__Stored items from a collection__
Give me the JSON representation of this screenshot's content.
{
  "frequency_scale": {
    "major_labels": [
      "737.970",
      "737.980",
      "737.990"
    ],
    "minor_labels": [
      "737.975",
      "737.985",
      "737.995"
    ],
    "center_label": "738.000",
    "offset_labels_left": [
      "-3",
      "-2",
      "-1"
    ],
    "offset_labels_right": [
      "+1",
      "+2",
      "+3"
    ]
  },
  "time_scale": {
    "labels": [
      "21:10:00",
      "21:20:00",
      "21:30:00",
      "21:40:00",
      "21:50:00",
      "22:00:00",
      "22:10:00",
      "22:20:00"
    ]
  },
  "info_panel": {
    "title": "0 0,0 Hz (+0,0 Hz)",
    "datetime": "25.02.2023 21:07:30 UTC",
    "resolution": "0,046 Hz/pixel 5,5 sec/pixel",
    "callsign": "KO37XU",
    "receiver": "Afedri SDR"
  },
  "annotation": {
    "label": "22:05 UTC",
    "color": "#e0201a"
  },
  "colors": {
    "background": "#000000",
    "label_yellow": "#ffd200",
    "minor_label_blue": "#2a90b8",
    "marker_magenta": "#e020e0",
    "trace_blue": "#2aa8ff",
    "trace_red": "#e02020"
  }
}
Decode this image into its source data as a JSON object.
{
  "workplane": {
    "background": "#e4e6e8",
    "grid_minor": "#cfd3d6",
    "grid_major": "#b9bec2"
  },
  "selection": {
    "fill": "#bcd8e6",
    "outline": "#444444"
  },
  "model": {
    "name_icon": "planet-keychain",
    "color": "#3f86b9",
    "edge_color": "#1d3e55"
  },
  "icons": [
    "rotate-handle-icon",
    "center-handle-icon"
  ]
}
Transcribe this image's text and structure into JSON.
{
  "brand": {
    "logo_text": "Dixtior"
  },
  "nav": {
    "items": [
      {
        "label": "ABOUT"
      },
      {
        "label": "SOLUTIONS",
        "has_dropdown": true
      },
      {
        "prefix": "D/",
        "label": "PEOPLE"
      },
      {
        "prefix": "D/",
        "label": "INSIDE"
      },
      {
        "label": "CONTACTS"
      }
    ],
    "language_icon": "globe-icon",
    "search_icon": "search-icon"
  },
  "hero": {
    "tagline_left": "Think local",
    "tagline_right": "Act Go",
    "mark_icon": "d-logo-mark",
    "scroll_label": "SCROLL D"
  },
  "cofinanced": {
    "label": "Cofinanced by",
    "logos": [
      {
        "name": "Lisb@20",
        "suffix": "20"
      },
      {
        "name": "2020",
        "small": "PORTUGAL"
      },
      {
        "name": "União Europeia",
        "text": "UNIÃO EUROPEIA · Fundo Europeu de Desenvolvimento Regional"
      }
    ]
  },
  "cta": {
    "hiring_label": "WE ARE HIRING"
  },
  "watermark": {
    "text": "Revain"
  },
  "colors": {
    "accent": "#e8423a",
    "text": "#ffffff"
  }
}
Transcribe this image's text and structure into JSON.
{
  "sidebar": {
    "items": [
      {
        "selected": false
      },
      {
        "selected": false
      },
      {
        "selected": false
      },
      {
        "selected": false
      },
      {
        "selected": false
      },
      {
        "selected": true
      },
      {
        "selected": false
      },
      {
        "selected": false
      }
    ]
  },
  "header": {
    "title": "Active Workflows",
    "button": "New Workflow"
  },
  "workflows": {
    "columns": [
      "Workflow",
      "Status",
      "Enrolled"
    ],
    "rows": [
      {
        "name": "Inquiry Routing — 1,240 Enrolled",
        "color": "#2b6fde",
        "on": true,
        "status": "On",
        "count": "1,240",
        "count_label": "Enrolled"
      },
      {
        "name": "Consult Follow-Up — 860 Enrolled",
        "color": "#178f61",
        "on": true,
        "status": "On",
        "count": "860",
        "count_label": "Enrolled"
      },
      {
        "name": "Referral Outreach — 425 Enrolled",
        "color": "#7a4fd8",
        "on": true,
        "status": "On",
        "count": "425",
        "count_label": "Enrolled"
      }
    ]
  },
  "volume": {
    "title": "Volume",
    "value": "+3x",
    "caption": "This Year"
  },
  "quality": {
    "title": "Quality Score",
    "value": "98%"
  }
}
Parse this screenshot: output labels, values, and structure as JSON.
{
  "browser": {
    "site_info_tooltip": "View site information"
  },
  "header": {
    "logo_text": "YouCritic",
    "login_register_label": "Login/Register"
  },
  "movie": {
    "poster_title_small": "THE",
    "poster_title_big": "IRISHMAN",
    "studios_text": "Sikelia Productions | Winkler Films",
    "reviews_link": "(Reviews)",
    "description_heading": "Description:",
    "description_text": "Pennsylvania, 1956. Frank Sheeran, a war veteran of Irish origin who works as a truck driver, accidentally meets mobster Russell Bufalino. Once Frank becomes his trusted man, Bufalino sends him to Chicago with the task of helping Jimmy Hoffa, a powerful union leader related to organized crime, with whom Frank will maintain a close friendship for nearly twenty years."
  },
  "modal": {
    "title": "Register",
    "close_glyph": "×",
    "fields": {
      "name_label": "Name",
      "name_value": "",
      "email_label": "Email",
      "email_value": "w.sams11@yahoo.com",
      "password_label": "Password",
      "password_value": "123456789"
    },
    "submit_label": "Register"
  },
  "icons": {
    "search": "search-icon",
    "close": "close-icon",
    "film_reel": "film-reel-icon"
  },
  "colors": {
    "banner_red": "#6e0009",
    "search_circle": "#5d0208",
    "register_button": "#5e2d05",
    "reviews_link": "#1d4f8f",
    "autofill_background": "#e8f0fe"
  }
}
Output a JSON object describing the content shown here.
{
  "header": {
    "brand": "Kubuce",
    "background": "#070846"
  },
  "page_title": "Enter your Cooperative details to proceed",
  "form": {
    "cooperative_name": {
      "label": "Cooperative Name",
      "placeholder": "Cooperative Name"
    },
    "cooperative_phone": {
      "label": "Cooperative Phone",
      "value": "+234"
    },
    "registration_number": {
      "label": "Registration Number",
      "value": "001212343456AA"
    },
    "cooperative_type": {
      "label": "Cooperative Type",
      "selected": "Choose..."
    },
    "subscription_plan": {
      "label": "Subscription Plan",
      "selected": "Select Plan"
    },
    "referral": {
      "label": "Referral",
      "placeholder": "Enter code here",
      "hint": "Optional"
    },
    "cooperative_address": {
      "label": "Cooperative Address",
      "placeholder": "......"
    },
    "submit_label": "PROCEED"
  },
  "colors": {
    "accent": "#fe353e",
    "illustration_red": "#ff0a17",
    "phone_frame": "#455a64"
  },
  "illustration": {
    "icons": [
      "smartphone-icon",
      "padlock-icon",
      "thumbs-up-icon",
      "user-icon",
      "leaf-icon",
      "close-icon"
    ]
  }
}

__TO DO__
Give the number of lines in the material above that have the word "screenshot" in them, and nothing more.

__FINISHED EXERCISE__
2